**Exercise description:** Count how many lines below include the string "jasné", and give that number without anything else.

(Extracted records)

## BEGIN

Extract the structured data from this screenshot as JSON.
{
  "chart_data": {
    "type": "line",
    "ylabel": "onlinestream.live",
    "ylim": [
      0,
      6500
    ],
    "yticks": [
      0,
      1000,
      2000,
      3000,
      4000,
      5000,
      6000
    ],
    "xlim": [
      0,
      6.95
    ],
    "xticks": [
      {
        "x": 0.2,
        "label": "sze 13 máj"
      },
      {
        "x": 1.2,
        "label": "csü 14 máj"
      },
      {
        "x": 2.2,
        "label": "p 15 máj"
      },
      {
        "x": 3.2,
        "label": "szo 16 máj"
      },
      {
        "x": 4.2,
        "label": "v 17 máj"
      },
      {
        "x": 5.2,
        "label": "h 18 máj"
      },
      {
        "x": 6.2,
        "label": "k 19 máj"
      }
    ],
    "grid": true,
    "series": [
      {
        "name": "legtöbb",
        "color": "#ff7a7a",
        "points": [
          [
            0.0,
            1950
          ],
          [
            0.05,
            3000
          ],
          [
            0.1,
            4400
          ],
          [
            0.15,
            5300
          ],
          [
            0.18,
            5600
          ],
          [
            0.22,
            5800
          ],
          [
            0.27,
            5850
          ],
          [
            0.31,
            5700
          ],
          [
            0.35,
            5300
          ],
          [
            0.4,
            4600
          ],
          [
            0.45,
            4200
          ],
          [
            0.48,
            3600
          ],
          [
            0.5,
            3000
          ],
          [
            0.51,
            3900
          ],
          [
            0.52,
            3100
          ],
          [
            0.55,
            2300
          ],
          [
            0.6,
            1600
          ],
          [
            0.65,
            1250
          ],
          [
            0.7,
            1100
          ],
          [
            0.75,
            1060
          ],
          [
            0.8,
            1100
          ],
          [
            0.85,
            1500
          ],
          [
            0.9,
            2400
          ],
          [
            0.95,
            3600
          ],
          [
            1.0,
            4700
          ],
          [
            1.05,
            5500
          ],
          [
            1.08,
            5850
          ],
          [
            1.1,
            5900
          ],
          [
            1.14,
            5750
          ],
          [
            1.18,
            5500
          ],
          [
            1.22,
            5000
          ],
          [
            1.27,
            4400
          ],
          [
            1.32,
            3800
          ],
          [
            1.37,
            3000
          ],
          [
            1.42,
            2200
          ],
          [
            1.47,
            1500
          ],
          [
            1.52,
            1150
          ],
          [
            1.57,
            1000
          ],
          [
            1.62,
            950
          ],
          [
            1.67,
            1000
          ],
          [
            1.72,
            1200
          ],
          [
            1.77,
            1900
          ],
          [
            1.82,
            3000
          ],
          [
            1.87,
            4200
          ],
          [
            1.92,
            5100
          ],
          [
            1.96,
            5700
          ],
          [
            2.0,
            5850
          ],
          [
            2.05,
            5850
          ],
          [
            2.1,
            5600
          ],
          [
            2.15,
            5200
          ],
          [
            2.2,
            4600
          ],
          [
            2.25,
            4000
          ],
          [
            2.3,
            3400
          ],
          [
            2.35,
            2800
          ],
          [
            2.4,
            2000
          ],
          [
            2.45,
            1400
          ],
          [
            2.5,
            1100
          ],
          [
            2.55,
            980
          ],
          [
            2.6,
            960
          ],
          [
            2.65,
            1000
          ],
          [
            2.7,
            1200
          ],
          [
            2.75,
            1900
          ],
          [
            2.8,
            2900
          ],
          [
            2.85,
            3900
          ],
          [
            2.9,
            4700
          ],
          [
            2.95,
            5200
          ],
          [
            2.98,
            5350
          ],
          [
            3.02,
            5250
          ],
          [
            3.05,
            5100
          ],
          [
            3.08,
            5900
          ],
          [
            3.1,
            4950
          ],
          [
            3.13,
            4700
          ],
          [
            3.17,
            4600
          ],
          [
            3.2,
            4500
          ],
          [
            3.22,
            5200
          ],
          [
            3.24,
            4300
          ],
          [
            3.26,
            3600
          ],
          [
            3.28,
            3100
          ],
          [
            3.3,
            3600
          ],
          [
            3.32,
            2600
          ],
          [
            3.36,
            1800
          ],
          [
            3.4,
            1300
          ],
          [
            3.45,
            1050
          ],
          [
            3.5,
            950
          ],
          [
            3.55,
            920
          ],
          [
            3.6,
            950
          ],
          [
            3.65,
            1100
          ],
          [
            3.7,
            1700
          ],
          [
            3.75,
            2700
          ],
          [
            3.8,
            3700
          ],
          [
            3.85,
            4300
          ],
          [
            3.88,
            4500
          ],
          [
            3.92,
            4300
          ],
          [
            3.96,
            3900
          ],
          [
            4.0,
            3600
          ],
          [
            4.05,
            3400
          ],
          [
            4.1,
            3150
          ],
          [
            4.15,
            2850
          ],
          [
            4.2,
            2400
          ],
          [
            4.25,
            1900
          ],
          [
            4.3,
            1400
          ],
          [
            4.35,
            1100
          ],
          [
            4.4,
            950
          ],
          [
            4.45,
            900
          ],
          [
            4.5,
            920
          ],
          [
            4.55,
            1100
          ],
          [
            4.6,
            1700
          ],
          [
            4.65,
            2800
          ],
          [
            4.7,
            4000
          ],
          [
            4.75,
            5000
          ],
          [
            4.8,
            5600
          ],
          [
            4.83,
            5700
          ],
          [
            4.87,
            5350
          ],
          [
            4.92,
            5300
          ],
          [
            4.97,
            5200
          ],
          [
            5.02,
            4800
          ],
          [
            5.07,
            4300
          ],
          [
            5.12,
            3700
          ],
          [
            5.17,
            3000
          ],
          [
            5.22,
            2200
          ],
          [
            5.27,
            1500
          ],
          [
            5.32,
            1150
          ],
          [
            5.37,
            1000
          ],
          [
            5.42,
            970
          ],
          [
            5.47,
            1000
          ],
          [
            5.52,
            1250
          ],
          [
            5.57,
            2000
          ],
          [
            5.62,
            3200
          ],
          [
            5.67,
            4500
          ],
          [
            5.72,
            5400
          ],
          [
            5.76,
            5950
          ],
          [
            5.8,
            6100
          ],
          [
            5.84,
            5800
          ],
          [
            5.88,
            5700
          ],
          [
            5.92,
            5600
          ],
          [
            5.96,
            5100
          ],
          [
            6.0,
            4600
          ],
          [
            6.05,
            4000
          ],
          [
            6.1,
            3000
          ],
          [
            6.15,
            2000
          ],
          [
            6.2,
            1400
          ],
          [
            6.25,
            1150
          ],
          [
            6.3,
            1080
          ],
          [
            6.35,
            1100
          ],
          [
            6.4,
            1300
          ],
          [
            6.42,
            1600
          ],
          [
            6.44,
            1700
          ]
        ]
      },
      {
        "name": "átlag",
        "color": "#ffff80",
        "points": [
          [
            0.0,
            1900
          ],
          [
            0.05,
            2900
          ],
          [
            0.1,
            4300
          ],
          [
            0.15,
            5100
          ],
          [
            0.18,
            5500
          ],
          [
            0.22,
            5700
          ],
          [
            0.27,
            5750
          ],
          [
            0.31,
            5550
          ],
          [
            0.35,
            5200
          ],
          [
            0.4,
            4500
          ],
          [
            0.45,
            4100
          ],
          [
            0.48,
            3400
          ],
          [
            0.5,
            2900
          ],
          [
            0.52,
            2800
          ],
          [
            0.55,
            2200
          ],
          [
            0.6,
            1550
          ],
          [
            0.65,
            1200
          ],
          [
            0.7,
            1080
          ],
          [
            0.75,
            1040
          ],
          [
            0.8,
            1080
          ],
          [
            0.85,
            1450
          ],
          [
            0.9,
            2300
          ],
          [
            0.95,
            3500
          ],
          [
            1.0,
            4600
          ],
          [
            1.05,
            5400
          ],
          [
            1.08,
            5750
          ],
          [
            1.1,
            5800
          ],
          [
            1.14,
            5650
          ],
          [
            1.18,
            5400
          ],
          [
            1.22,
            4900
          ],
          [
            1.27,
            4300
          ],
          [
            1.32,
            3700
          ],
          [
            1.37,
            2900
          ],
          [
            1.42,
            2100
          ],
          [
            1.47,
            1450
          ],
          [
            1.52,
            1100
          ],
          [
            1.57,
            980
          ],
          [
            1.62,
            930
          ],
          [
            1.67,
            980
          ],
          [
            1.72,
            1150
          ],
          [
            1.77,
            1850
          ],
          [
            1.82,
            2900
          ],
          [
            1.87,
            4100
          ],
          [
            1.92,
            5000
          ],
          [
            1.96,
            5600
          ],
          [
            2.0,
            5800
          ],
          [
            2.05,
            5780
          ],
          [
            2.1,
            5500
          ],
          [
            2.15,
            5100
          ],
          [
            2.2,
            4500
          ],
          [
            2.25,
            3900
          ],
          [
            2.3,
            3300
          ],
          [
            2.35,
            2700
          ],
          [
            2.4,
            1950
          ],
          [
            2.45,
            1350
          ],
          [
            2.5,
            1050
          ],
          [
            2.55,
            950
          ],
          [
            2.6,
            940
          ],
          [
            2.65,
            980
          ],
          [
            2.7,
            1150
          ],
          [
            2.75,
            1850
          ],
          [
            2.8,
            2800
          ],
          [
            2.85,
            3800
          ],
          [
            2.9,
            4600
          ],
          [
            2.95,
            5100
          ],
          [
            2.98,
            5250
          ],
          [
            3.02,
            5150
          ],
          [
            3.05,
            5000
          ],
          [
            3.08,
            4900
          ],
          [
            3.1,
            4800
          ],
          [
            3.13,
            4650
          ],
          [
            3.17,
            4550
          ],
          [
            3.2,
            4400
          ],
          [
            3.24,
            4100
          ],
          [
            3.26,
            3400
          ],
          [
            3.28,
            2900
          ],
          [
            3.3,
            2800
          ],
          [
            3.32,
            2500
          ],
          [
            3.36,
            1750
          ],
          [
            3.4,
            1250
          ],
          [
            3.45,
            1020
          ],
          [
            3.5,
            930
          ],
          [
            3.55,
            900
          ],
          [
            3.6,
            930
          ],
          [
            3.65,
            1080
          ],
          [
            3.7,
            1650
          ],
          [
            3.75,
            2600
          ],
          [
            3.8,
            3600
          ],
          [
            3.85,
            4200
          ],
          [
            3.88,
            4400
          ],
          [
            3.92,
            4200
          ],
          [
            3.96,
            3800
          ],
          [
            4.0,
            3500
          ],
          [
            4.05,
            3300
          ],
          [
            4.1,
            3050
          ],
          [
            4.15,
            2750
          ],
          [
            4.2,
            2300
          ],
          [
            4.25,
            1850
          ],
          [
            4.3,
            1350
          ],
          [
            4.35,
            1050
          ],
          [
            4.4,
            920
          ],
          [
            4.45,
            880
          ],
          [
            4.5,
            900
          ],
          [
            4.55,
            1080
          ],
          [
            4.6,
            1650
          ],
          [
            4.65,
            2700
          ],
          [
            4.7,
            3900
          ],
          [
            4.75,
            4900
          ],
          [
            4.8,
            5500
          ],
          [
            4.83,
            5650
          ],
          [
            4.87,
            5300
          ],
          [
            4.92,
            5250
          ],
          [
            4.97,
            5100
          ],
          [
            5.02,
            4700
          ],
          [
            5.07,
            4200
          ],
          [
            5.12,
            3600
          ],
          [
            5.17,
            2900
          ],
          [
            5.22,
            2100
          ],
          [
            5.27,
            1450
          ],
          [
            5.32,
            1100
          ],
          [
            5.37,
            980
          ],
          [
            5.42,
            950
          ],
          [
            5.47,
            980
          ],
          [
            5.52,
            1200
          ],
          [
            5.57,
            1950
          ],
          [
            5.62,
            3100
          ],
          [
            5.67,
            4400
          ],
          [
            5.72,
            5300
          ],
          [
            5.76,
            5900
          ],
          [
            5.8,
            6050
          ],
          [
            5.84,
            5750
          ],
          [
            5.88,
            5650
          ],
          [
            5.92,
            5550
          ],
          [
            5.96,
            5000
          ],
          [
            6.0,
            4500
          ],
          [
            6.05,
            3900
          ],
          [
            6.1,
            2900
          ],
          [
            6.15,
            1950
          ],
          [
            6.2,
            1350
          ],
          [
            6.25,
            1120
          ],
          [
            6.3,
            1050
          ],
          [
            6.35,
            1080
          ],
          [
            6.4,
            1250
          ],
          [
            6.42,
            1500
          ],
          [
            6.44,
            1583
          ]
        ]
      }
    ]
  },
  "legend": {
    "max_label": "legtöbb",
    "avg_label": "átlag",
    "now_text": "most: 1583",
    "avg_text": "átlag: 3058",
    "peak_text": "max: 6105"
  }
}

## END
## BEGIN

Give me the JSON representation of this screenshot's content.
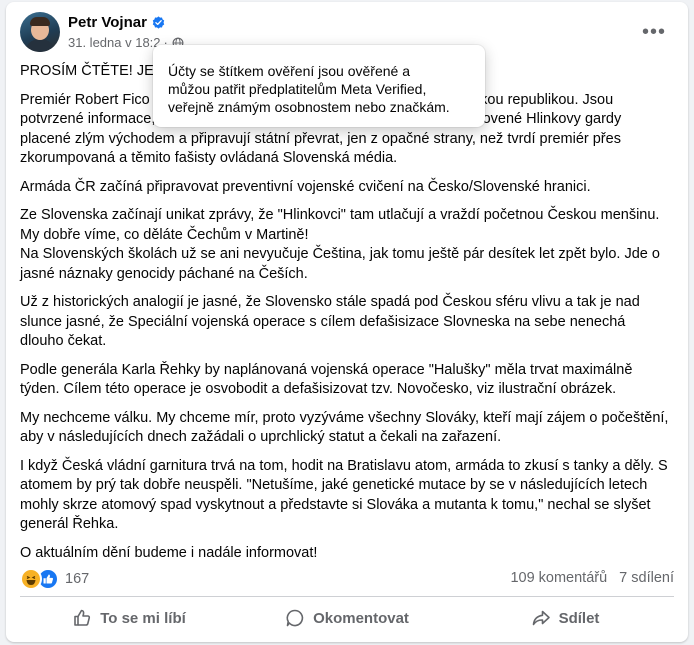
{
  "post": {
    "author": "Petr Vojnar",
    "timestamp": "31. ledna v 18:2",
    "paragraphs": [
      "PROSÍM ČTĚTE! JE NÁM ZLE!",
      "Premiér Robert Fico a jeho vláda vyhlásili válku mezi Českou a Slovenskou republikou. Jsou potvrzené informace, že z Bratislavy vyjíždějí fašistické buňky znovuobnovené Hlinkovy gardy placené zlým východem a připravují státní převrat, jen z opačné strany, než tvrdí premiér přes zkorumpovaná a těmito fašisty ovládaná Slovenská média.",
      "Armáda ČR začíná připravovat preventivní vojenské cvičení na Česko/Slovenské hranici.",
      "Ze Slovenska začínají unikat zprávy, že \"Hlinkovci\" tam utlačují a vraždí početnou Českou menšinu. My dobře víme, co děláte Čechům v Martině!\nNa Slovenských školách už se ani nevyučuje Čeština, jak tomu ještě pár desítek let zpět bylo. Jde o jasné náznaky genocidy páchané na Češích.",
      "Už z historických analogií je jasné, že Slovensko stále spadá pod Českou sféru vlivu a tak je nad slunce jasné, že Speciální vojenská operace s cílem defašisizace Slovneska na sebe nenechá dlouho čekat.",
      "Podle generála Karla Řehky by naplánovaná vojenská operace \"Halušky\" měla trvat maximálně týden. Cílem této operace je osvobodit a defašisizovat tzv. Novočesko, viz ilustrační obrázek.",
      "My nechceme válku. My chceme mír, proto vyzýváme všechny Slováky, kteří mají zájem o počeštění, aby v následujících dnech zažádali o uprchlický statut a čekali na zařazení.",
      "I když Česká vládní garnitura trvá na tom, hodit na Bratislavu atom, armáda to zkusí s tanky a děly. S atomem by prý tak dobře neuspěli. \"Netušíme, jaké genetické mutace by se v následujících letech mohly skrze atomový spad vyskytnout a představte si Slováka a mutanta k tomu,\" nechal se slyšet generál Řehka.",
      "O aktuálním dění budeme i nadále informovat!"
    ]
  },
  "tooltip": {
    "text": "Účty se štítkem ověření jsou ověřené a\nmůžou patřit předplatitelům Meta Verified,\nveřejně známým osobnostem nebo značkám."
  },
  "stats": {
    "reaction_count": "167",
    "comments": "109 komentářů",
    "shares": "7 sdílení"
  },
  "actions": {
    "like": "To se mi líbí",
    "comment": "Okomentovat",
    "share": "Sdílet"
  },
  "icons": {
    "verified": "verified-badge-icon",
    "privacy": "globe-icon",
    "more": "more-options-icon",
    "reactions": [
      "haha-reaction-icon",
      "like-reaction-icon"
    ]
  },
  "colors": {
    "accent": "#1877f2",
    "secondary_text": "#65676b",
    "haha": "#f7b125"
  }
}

## END

**Response to this exercise:** 2